• EXERCISE:
Print every record below exactly as written.

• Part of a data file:
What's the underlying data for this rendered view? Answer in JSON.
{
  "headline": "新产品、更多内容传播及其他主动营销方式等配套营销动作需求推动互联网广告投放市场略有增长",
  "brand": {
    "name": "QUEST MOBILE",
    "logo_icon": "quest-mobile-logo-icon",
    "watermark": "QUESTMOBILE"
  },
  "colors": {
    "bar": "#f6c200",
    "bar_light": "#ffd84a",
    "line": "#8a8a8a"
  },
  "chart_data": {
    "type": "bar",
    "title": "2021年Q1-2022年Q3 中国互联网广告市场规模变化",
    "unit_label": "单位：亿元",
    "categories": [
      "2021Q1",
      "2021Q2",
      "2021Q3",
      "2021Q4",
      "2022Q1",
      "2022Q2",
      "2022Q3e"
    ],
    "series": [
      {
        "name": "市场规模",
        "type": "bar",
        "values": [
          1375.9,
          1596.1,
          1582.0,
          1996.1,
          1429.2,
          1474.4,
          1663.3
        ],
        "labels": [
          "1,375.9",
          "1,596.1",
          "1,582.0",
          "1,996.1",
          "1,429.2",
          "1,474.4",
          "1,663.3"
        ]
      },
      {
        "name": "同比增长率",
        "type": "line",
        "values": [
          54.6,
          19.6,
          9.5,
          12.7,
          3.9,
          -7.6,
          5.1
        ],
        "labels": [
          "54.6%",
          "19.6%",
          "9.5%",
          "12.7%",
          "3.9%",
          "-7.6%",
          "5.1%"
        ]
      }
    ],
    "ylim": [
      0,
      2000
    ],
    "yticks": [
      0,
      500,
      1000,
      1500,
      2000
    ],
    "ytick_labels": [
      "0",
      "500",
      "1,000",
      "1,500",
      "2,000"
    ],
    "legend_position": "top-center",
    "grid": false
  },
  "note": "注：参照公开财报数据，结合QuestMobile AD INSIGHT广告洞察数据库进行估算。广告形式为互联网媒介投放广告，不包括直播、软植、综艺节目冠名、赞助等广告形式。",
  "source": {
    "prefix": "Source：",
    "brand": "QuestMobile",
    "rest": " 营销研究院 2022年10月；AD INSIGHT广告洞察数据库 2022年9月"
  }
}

• CORRECT OUTPUT:
What's the underlying data for this rendered view? Answer in JSON.
{
  "headline": "新产品、更多内容传播及其他主动营销方式等配套营销动作需求推动互联网广告投放市场略有增长",
  "brand": {
    "name": "QUEST MOBILE",
    "logo_icon": "quest-mobile-logo-icon",
    "watermark": "QUESTMOBILE"
  },
  "colors": {
    "bar": "#f6c200",
    "bar_light": "#ffd84a",
    "line": "#8a8a8a"
  },
  "chart_data": {
    "type": "bar",
    "title": "2021年Q1-2022年Q3 中国互联网广告市场规模变化",
    "unit_label": "单位：亿元",
    "categories": [
      "2021Q1",
      "2021Q2",
      "2021Q3",
      "2021Q4",
      "2022Q1",
      "2022Q2",
      "2022Q3e"
    ],
    "series": [
      {
        "name": "市场规模",
        "type": "bar",
        "values": [
          1375.9,
          1596.1,
          1582.0,
          1996.1,
          1429.2,
          1474.4,
          1663.3
        ],
        "labels": [
          "1,375.9",
          "1,596.1",
          "1,582.0",
          "1,996.1",
          "1,429.2",
          "1,474.4",
          "1,663.3"
        ]
      },
      {
        "name": "同比增长率",
        "type": "line",
        "values": [
          54.6,
          19.6,
          9.5,
          12.7,
          3.9,
          -7.6,
          5.1
        ],
        "labels": [
          "54.6%",
          "19.6%",
          "9.5%",
          "12.7%",
          "3.9%",
          "-7.6%",
          "5.1%"
        ]
      }
    ],
    "ylim": [
      0,
      2000
    ],
    "yticks": [
      0,
      500,
      1000,
      1500,
      2000
    ],
    "ytick_labels": [
      "0",
      "500",
      "1,000",
      "1,500",
      "2,000"
    ],
    "legend_position": "top-center",
    "grid": false
  },
  "note": "注：参照公开财报数据，结合QuestMobile AD INSIGHT广告洞察数据库进行估算。广告形式为互联网媒介投放广告，不包括直播、软植、综艺节目冠名、赞助等广告形式。",
  "source": {
    "prefix": "Source：",
    "brand": "QuestMobile",
    "rest": " 营销研究院 2022年10月；AD INSIGHT广告洞察数据库 2022年9月"
  }
}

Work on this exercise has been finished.